(Data records)
━━━━━━━━━━━━━━━━━━━━

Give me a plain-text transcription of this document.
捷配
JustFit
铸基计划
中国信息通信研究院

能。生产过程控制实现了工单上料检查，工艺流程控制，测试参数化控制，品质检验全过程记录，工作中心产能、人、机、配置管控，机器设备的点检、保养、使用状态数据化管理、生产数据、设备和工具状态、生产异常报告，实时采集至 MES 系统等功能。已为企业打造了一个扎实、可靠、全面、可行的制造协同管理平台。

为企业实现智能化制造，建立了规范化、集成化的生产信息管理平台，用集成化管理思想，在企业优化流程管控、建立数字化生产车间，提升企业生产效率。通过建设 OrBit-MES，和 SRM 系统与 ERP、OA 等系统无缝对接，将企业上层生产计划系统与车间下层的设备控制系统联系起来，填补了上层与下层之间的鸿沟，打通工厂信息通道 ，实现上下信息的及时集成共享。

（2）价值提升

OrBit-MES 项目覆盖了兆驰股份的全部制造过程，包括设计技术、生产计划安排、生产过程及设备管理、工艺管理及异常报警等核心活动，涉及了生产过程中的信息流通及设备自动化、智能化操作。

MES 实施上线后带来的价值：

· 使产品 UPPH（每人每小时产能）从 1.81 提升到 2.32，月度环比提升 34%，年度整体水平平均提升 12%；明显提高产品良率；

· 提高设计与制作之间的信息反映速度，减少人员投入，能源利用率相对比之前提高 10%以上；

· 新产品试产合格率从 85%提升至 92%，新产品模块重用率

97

━━━━━━━━━━━━━━━━━━━━

» WHAT YOU SHOULD DO:
Reproduce the full set of records precisely.

» EXERCISE RESULT:
Give me a plain-text transcription of this document.
捷配
JustFit
铸基计划
中国信息通信研究院

能。生产过程控制实现了工单上料检查，工艺流程控制，测试参数化控制，品质检验全过程记录，工作中心产能、人、机、配置管控，机器设备的点检、保养、使用状态数据化管理、生产数据、设备和工具状态、生产异常报告，实时采集至 MES 系统等功能。已为企业打造了一个扎实、可靠、全面、可行的制造协同管理平台。

为企业实现智能化制造，建立了规范化、集成化的生产信息管理平台，用集成化管理思想，在企业优化流程管控、建立数字化生产车间，提升企业生产效率。通过建设 OrBit-MES，和 SRM 系统与 ERP、OA 等系统无缝对接，将企业上层生产计划系统与车间下层的设备控制系统联系起来，填补了上层与下层之间的鸿沟，打通工厂信息通道 ，实现上下信息的及时集成共享。

（2）价值提升

OrBit-MES 项目覆盖了兆驰股份的全部制造过程，包括设计技术、生产计划安排、生产过程及设备管理、工艺管理及异常报警等核心活动，涉及了生产过程中的信息流通及设备自动化、智能化操作。

MES 实施上线后带来的价值：

· 使产品 UPPH（每人每小时产能）从 1.81 提升到 2.32，月度环比提升 34%，年度整体水平平均提升 12%；明显提高产品良率；

· 提高设计与制作之间的信息反映速度，减少人员投入，能源利用率相对比之前提高 10%以上；

· 新产品试产合格率从 85%提升至 92%，新产品模块重用率

97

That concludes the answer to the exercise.